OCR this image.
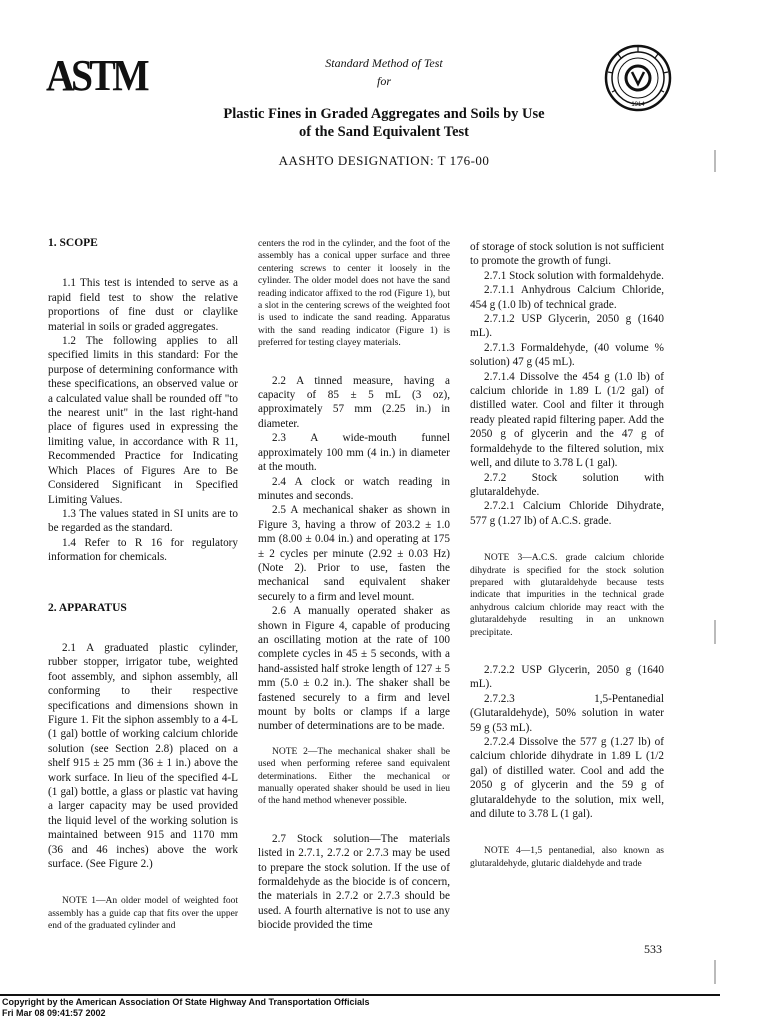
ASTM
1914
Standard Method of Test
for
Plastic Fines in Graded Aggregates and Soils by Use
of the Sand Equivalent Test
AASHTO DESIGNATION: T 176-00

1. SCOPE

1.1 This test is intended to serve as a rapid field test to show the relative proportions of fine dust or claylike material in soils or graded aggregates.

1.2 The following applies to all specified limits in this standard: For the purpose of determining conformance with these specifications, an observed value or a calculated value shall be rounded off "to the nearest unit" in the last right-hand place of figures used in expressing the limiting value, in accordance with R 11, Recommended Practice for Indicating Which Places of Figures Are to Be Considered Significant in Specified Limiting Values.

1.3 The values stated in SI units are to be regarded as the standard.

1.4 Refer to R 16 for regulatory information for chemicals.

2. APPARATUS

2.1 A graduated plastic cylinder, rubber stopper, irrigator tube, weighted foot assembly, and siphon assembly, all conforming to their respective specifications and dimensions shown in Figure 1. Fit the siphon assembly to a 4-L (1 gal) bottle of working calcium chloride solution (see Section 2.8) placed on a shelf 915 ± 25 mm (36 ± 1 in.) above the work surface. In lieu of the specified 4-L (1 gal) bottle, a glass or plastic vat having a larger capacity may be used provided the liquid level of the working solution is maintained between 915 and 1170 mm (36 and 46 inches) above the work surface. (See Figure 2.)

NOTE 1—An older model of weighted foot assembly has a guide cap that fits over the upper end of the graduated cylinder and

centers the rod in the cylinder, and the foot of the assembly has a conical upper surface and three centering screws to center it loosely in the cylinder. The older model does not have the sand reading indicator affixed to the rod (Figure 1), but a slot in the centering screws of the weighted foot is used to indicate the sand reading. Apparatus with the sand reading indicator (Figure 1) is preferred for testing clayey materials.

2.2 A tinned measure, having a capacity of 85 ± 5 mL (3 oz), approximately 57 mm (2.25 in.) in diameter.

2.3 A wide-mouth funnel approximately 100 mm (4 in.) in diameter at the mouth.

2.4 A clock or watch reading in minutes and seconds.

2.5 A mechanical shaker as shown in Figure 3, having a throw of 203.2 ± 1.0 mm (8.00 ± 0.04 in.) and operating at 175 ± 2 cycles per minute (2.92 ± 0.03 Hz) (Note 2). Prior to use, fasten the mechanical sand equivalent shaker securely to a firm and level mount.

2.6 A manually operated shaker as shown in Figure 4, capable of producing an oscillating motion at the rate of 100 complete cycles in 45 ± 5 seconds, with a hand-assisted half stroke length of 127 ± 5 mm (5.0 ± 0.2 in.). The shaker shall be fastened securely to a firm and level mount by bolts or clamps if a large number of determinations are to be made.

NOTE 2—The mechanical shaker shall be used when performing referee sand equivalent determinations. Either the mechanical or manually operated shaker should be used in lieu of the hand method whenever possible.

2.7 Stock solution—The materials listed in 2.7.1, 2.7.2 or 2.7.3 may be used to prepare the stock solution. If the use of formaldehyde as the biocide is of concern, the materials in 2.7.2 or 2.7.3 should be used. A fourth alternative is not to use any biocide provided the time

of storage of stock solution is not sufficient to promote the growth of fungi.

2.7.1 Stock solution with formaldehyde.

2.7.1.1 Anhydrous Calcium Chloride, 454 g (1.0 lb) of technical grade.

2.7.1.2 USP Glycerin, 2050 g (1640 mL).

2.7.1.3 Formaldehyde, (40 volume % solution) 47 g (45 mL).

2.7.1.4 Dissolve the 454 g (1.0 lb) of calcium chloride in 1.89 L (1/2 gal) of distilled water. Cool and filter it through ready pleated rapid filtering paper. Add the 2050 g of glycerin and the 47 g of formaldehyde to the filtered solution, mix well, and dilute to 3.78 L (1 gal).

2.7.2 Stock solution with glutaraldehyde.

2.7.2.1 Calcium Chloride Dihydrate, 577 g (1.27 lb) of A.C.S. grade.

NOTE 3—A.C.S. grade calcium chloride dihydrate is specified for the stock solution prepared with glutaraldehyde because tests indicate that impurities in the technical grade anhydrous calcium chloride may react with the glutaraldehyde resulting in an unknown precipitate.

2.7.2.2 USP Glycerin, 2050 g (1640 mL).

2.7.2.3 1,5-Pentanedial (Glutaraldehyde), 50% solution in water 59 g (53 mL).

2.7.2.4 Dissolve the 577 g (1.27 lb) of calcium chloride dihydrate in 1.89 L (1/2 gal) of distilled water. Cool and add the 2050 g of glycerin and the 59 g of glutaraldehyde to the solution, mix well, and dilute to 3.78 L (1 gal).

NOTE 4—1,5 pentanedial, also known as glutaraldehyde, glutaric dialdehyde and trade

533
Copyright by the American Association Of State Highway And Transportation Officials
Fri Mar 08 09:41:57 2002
☆ ☆ ☆ ☆ ☆ ☆ ☆
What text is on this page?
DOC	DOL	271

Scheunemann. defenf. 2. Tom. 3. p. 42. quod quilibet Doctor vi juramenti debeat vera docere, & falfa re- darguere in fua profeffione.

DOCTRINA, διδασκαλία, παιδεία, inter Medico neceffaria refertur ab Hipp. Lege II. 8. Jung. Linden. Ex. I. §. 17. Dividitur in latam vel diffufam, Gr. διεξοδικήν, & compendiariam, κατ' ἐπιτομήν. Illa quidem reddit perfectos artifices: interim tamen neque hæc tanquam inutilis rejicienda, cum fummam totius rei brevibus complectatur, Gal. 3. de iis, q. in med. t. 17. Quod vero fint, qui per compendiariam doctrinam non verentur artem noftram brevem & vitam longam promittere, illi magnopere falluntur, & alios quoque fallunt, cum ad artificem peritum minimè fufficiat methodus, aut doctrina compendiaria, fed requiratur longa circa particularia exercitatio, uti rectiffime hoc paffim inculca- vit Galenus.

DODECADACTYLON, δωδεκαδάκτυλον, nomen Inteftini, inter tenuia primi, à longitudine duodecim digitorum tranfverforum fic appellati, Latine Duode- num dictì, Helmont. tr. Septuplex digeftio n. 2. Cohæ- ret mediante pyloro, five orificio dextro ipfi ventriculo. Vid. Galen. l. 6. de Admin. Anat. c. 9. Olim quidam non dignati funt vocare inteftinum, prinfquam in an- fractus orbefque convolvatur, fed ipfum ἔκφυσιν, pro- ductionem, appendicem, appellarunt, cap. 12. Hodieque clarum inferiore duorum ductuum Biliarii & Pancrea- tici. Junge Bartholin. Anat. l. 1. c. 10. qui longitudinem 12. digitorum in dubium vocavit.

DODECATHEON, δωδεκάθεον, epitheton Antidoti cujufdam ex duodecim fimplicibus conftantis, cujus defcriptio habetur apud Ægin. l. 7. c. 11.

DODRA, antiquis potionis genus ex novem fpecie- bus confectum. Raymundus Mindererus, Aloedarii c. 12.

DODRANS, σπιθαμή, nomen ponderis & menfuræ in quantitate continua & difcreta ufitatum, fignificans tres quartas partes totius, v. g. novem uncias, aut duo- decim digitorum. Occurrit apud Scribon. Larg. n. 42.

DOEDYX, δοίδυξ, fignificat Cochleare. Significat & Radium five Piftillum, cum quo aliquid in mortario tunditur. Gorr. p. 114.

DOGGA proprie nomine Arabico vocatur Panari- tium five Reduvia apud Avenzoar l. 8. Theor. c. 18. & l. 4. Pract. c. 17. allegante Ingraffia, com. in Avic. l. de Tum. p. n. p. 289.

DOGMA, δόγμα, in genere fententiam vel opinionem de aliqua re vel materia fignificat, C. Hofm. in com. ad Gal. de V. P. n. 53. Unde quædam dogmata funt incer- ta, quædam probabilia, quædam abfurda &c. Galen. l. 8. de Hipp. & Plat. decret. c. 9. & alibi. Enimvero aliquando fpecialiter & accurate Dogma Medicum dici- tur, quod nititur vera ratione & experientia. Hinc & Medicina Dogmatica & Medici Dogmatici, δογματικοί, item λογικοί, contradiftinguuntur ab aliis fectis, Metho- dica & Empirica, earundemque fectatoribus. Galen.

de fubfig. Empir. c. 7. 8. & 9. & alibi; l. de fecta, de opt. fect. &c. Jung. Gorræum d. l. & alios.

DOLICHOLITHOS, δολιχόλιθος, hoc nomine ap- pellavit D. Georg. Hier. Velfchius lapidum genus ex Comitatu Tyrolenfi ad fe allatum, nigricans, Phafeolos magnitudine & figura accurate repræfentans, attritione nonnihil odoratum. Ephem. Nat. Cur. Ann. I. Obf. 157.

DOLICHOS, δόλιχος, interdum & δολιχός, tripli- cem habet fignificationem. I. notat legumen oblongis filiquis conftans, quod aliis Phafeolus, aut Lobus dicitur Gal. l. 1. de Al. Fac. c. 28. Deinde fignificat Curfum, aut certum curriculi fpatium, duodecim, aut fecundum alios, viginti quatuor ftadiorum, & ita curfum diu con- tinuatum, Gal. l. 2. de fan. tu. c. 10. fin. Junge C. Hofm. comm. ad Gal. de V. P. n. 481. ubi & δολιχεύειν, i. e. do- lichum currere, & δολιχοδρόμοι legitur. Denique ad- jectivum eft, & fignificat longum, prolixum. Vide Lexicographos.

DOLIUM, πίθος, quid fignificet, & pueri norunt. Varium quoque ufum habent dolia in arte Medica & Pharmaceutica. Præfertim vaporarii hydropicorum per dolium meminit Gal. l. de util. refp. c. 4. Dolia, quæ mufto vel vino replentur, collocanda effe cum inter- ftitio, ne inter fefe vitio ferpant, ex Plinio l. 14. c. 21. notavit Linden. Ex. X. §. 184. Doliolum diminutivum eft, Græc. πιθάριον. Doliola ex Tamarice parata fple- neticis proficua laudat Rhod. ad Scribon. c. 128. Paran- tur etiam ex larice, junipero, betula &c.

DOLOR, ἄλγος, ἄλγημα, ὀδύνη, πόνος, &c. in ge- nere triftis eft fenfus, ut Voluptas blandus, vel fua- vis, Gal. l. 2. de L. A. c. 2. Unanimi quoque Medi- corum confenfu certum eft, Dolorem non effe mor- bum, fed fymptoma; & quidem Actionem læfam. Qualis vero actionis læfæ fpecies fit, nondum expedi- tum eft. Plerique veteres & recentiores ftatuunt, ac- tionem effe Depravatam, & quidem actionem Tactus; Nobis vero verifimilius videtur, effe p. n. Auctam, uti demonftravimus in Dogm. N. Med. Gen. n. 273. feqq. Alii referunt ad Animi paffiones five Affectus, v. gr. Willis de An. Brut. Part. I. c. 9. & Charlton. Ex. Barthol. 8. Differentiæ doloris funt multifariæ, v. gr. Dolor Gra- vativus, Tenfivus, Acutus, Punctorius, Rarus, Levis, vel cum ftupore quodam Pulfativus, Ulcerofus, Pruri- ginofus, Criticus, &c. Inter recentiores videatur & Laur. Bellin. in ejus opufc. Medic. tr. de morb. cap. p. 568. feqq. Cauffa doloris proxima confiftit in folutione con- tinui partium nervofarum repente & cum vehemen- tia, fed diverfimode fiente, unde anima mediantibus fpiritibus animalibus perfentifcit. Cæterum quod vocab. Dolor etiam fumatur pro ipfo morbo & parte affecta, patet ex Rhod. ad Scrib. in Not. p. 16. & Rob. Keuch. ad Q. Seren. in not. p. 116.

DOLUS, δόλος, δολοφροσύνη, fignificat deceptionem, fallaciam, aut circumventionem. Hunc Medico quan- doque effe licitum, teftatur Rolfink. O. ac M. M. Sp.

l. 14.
☆ ☆ ☆ ☆ ☆ ☆ ☆
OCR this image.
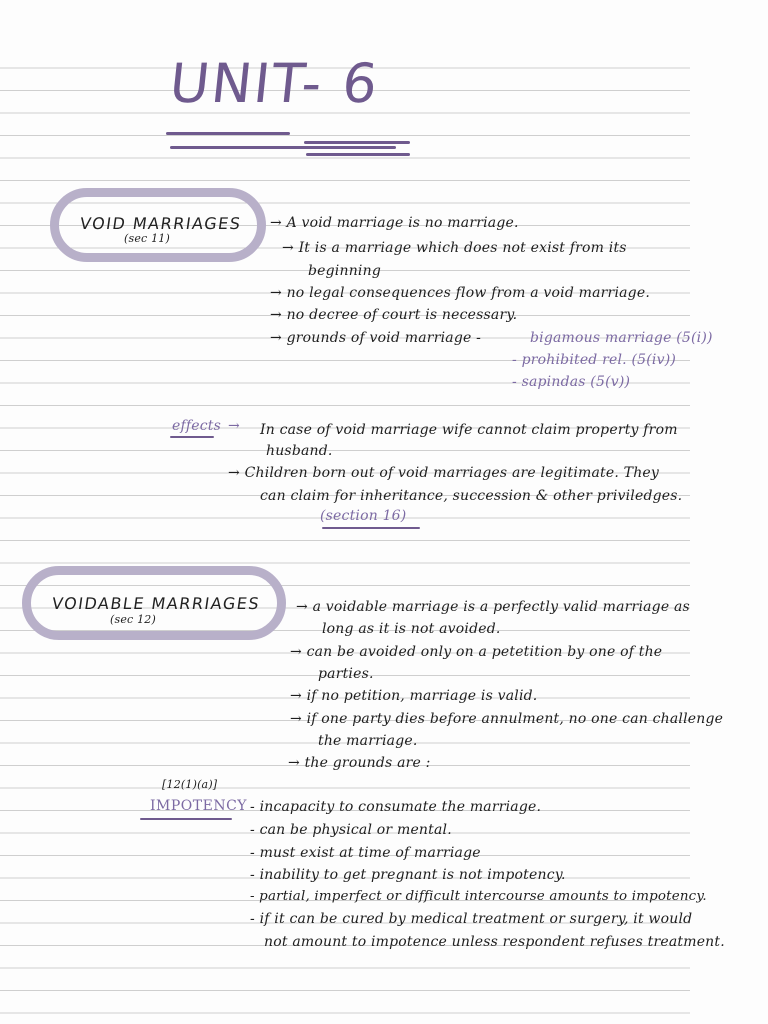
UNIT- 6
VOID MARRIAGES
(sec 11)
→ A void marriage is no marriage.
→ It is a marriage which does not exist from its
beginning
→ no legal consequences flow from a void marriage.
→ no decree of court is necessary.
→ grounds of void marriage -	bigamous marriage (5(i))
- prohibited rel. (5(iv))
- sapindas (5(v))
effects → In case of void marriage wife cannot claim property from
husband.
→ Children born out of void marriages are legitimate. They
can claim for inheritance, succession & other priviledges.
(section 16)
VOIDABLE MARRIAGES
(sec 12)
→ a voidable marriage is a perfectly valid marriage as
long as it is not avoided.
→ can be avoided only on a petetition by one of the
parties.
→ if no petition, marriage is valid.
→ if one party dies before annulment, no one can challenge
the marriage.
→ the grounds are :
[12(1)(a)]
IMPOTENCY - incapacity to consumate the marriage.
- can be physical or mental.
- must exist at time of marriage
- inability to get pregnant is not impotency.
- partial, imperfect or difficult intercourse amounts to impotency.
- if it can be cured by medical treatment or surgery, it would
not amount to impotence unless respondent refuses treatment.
☆ ☆ ☆ ☆ ☆ ☆ ☆
| Stated problem |
Return each line where "should" shows up.

| Solution |
NOTE 2—The mechanical shaker shall be used when performing referee sand equivalent determinations. Either the mechanical or manually operated shaker should be used in lieu of the hand method whenever possible.
2.7 Stock solution—The materials listed in 2.7.1, 2.7.2 or 2.7.3 may be used to prepare the stock solution. If the use of formaldehyde as the biocide is of concern, the materials in 2.7.2 or 2.7.3 should be used. A fourth alternative is not to use any biocide provided the time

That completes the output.